APPLY WHAT YOU READ:
• 1. In the text on infectious diseases, begin at the words "Emerging infectious diseases" and stop after "of this burden.". Write that part out again with "standstill" replaced by "halt".
• 2. Say whether each statement agrees with the text on infectious diseases. Answer yes or no for each and quote the words that decide it: (a) In the United States, EVs lead to at least 30,000–50,000 hospital stays each year. (b) An antiviral treatment for EVs is available. (c) HIV can reach the CNS within weeks of primary infection.
• 3. Carry on the text on infectious diseases from its last sentence.

SOURCE DOCUMENT:
· · ·
Emerging infectious diseases (EID) pose a global health concern with significant human and economic losses. This is apparent from the recent COVID-19 pandemic that has brought the world to a standstill. As The Program for Monitoring Emerging Diseases highlights, EID outbreaks are a constant in the evolutionary race against disease-causing pathogens. In addition to the current pandemic, the 2009 swine flu pandemic, Ebola virus epidemic, and Zika virus epidemic serve as reminders of this burden.
Human non-polio EVs are an emerging human health threat and result in a high burden on healthcare. EVs are among the most common infections in mankind, with 10–15 million infections and at least 30,000–50,000 hospitalisations (mostly meningitis) per year in the United States. Over the last decade, several EV outbreaks have been reported in Europe, Asia, the US, and Australia causing thousands of cases of CNS infections with increased child mortality. EVs use the faecal-oral route for entry but questions remain on the mechanism of entry in the gut, and the way the virus spreads to the CNS. This complicated pathogenesis is difficult to mimic in animal models and there is no antiviral treatment available. Understanding disease, as well as the availability of a better testing platform, are needed to develop accurate treatment strategies.
HIV is a major global health threat with nearly 2 million new infections each year. The gut is an important portal of entry during mother-to-child transmission as well as during sexual intercourse, as it houses the largest mass of lymphoid cells in the body. HIV can enter the CNS within days after primary infection, posing a major threat to neurodevelopment and cognitive functioning. Combination antiretroviral therapy (cART) is highly effective in suppressing viral replication. However, HIV persists in long-lived cells, rapidly rebounding when cART is halted. Many efforts are ongoing to explore novel treatments to eradicate these latent HIV reservoirs prominent in gut and brain tissues and to obtain a complete cure for HIV. However, this research is hampered by the lack of human model systems in which the different anatomical reservoirs and the viral dynamics can be studied.
· · ·
DATA EXCERPTS:

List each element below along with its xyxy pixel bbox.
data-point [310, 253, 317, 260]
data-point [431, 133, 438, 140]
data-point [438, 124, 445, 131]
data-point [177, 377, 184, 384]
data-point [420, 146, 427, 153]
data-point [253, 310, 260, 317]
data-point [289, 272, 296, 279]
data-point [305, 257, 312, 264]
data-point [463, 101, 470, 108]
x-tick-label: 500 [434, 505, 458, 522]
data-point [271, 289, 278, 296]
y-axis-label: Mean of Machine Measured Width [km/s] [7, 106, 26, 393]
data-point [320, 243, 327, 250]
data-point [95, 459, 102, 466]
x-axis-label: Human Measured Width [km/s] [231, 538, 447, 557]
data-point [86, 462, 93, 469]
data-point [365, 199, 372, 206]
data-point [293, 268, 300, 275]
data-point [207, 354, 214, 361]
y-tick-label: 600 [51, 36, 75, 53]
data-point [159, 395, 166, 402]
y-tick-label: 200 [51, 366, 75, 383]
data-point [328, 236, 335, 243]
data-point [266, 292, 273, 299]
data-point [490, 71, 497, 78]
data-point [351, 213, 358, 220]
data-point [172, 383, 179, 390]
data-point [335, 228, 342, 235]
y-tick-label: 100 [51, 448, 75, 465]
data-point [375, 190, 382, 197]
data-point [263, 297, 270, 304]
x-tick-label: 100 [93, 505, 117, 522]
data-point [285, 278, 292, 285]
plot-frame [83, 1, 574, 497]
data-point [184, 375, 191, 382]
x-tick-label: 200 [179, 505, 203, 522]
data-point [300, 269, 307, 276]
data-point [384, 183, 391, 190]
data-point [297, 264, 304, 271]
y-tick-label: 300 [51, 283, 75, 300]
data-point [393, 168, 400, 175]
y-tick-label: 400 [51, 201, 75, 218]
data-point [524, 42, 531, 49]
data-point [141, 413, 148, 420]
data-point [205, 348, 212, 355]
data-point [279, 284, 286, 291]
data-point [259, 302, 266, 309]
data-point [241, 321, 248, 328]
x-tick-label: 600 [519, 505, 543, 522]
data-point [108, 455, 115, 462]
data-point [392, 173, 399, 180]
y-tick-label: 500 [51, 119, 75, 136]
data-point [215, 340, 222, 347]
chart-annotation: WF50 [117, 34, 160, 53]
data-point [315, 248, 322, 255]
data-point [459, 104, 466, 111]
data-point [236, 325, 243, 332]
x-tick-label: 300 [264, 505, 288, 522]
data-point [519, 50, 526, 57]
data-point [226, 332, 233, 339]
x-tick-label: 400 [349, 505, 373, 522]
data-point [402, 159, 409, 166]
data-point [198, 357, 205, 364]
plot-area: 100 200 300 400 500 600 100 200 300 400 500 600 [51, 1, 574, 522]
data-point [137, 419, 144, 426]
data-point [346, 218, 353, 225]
· · ·
TASK-BY-TASK ANSWERS:
• 1.
Emerging infectious diseases (EID) pose a global health concern with significant human and economic losses. This is apparent from the recent COVID-19 pandemic that has brought the world to a halt. As The Program for Monitoring Emerging Diseases highlights, EID outbreaks are a constant in the evolutionary race against disease-causing pathogens. In addition to the current pandemic, the 2009 swine flu pandemic, Ebola virus epidemic, and Zika virus epidemic serve as reminders of this burden.

• 2.
(a) Yes: "at least 30,000–50,000 hospitalisations (mostly meningitis) per year in the United States"
(b) No: "there is no antiviral treatment available"
(c) No: "HIV can enter the CNS within days after primary infection"

• 3.
HuNoV is the main cause of viral gastroenteritis and causes 700 million infections each year leading to 219,000 deaths and 60 billion dollars in societal costs. HuNoV follows the faecal-oral route to infect the intestinal epithelium, replicating in both the enterocytes and immune cells, and inducing vomiting and diarrhoea. Historically, HuNoV lacked cultivation systems which have been addressed with reports of successful HuNoV replication in gut organoids. However, several questions regarding HuNoV infection cannot be studied on single organ systems. For instance, the indirect mechanism through which HuNoV interacts with the brain to induce disease and whether it encodes for an enterotoxin is not known. Furthermore, the interaction with immune cells and their role in disease needs to be elucidated. There is currently no antiviral treatment available.
A part of the preparedness against EID is having ready-to-use models that are better predictors of disease outcome, immune response, and potential therapeutics. Such models are critical for combatting viruses as they are obligate parasites that require a host and utilise specific host adaptation strategies that cannot always be replicated in an animal model. To this end, GUTVIBRATIONS will develop a multi-organ gut-brain axis organ-on-chip to study the complex viral-host interaction in the human body and to move therapeutic development against viruses forward.